• _The records_

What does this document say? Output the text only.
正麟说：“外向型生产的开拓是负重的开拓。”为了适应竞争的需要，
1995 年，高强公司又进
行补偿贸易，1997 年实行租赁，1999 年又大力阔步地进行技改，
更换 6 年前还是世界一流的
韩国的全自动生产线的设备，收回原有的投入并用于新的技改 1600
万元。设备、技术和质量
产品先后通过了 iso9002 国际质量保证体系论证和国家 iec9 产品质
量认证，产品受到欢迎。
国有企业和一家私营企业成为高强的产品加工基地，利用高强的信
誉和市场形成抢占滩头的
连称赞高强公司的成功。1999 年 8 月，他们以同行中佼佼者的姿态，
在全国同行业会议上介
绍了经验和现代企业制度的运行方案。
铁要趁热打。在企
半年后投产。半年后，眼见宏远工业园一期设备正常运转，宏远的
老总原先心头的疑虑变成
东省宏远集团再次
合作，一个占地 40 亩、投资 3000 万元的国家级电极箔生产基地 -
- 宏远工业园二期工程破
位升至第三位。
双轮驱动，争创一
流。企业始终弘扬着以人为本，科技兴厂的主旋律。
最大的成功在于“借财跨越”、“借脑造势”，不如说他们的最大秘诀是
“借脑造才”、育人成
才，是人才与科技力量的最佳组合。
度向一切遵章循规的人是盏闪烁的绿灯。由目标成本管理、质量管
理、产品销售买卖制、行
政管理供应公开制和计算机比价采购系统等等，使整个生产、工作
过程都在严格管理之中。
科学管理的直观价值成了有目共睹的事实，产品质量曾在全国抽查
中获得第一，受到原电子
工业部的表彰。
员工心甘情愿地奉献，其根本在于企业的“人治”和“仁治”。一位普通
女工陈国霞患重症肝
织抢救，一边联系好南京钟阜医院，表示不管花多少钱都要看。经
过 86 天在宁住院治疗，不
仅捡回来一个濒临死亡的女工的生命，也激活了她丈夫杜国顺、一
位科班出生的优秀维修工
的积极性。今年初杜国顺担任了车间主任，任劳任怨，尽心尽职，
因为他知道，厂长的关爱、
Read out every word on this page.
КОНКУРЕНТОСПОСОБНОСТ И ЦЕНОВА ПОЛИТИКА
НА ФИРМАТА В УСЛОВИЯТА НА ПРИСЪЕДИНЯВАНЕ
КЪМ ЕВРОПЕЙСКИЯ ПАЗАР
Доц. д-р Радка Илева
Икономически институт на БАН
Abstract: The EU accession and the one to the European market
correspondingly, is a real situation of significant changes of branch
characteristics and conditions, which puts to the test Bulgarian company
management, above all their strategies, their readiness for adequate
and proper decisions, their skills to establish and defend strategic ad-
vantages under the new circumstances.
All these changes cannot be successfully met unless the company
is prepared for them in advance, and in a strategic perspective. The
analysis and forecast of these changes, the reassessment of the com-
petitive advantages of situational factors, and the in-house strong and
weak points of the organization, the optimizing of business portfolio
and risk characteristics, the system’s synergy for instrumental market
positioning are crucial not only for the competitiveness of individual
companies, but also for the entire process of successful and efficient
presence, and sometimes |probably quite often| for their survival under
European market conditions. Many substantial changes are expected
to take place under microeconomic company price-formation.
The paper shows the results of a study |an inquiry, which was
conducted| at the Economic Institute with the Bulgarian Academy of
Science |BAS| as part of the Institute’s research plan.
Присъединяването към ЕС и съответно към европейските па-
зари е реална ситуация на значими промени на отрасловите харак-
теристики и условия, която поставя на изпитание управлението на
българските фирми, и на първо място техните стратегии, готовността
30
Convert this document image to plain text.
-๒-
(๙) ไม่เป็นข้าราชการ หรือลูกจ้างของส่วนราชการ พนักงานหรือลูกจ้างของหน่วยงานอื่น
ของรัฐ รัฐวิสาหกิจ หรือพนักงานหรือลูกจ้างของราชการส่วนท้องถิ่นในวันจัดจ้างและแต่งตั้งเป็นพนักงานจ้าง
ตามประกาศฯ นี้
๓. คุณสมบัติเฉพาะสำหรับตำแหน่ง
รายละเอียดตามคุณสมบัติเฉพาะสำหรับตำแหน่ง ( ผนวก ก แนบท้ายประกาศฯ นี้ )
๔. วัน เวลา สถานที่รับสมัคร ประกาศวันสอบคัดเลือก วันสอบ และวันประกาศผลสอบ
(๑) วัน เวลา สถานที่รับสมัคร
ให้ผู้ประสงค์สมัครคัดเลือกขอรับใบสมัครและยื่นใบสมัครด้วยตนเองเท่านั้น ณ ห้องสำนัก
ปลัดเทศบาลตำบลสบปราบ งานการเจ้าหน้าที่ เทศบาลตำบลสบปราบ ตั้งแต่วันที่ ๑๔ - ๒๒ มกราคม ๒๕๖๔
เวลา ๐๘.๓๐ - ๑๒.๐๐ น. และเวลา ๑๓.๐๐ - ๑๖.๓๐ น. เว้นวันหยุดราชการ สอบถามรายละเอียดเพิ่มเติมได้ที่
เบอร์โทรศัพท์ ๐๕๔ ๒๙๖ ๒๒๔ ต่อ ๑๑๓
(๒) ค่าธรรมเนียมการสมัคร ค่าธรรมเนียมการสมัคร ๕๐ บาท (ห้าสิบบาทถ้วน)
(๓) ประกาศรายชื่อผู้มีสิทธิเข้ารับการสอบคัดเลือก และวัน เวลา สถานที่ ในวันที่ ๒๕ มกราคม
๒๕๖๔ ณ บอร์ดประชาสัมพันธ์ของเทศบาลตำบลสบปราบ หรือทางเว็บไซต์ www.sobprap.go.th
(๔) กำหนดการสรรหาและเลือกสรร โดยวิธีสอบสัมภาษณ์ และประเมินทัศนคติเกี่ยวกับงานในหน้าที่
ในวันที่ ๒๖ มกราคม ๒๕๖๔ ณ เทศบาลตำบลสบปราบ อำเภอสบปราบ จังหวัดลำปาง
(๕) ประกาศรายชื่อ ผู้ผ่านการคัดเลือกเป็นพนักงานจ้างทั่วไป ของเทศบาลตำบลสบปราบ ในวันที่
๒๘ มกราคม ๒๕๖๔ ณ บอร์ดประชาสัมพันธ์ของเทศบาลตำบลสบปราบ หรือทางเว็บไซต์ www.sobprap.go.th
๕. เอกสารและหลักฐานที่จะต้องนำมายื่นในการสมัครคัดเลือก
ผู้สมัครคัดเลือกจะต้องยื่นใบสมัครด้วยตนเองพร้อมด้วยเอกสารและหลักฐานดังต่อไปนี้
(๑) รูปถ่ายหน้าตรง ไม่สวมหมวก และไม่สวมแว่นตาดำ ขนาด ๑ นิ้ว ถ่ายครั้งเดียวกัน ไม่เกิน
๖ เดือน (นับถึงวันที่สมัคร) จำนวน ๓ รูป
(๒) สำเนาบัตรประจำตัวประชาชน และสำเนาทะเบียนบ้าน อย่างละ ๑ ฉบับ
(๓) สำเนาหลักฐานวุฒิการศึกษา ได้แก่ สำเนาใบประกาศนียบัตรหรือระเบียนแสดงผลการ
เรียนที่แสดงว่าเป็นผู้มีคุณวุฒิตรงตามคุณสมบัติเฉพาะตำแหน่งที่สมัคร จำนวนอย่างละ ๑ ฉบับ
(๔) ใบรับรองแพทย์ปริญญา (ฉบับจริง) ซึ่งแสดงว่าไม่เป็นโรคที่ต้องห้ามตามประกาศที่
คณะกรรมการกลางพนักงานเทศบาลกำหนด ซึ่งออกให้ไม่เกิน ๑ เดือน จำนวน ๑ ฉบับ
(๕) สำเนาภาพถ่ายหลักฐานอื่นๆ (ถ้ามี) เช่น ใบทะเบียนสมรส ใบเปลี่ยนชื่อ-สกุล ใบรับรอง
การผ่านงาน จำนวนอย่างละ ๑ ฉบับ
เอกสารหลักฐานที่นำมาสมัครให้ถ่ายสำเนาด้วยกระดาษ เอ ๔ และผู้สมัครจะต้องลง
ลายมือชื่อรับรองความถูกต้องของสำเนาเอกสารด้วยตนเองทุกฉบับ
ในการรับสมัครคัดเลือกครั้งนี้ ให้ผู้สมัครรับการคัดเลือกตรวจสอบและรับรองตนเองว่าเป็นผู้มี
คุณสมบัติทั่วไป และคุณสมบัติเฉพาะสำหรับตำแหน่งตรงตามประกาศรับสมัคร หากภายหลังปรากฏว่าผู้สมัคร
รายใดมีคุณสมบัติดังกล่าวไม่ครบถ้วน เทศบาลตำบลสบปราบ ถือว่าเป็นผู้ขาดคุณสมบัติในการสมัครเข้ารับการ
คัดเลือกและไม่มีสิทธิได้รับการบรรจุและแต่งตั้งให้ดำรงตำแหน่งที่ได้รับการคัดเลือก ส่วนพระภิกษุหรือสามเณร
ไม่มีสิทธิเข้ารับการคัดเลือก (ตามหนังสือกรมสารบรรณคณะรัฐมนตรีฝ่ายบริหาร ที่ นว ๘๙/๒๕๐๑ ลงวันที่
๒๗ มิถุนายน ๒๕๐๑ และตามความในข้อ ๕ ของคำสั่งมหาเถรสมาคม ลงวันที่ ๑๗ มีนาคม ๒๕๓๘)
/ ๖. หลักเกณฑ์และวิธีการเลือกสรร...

• _Exercise requirements_
Spot every line that holds "European" and copy it.

• _Written solution_
Abstract: The EU accession and the one to the European market
European market conditions. Many substantial changes are expected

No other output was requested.